● **The request**
In the entries that follow, how many lines hold the string "State"? Give only that number.
======== Exercise material
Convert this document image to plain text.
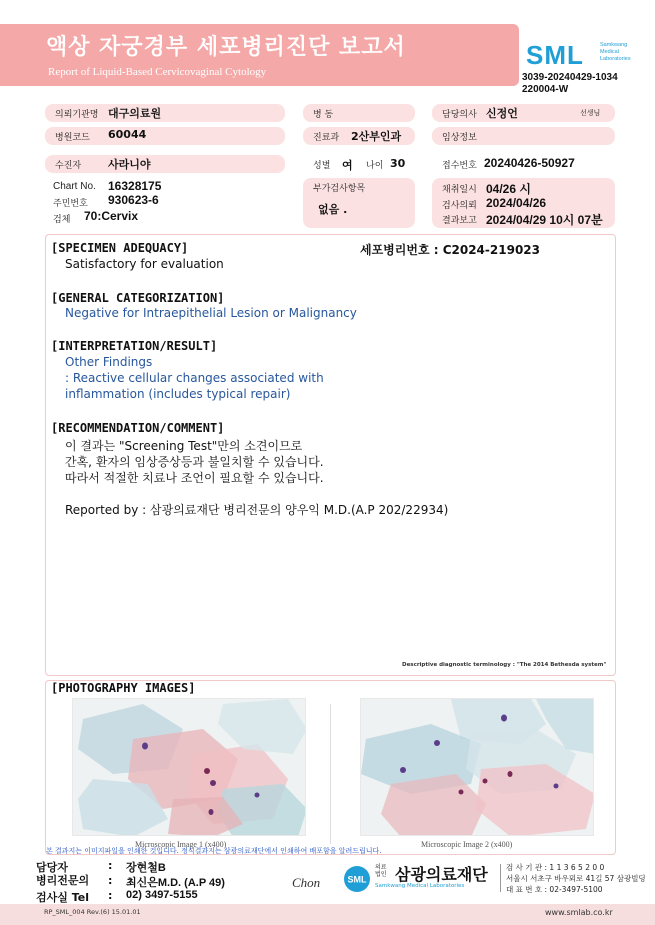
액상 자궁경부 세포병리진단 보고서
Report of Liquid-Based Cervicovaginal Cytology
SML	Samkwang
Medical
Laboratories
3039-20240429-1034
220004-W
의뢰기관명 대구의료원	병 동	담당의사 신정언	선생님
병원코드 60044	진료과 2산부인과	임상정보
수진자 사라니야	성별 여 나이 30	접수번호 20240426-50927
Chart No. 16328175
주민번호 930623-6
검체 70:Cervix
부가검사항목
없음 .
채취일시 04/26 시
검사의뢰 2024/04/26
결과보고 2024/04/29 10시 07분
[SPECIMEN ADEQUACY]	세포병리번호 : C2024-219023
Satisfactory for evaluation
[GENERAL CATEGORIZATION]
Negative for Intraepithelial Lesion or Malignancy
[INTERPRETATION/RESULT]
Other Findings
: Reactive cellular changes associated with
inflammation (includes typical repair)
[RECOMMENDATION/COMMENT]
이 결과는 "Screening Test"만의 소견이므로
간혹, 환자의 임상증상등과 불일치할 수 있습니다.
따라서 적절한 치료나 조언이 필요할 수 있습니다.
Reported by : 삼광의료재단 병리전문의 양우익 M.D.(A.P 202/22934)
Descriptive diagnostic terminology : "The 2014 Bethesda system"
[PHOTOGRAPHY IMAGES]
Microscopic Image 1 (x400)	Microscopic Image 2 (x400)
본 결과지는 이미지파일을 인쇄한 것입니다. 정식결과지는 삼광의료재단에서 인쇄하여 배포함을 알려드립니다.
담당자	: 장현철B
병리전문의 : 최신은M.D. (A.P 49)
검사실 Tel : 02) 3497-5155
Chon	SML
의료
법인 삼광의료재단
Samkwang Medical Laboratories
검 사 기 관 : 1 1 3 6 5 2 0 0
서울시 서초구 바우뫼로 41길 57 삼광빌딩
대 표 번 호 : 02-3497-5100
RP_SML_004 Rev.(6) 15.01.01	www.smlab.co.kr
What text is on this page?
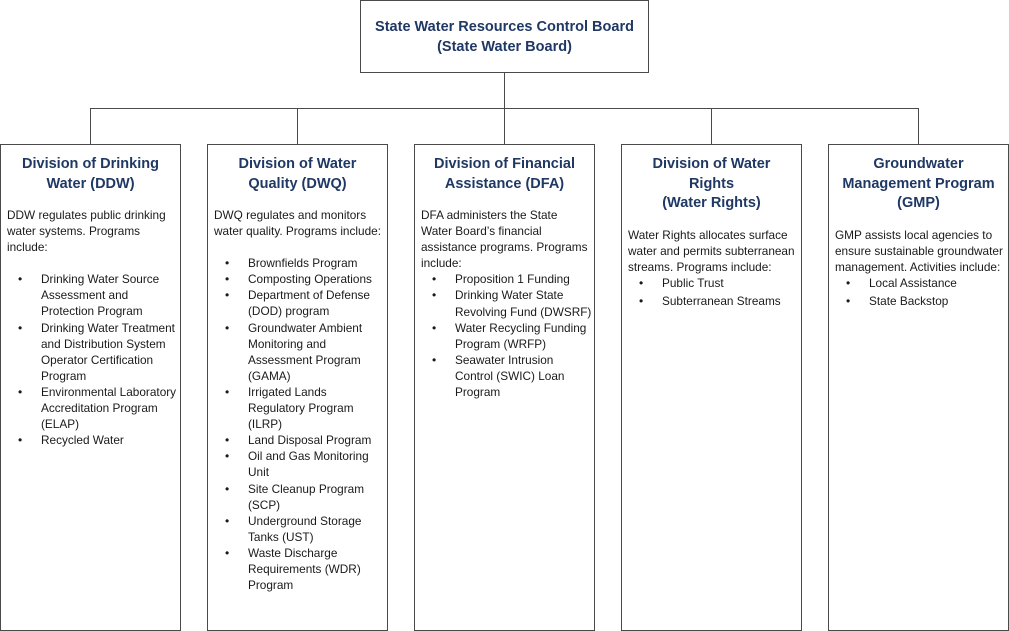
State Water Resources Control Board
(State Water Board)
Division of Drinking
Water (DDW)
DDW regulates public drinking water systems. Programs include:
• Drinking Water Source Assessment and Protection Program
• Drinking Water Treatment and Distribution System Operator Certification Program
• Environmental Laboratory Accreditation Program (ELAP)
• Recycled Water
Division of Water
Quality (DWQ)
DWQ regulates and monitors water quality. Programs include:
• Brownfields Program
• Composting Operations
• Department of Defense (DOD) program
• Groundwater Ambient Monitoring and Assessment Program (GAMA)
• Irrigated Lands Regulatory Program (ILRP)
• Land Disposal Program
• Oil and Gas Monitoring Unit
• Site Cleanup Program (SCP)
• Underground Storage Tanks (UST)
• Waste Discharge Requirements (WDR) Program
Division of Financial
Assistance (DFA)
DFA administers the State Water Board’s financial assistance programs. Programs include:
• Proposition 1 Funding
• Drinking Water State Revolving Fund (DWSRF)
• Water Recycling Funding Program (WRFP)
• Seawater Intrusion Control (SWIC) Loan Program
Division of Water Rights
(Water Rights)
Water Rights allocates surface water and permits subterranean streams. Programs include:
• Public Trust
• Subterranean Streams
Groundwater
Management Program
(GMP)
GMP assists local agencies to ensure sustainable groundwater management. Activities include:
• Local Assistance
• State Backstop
================
● **Completed exercise**
5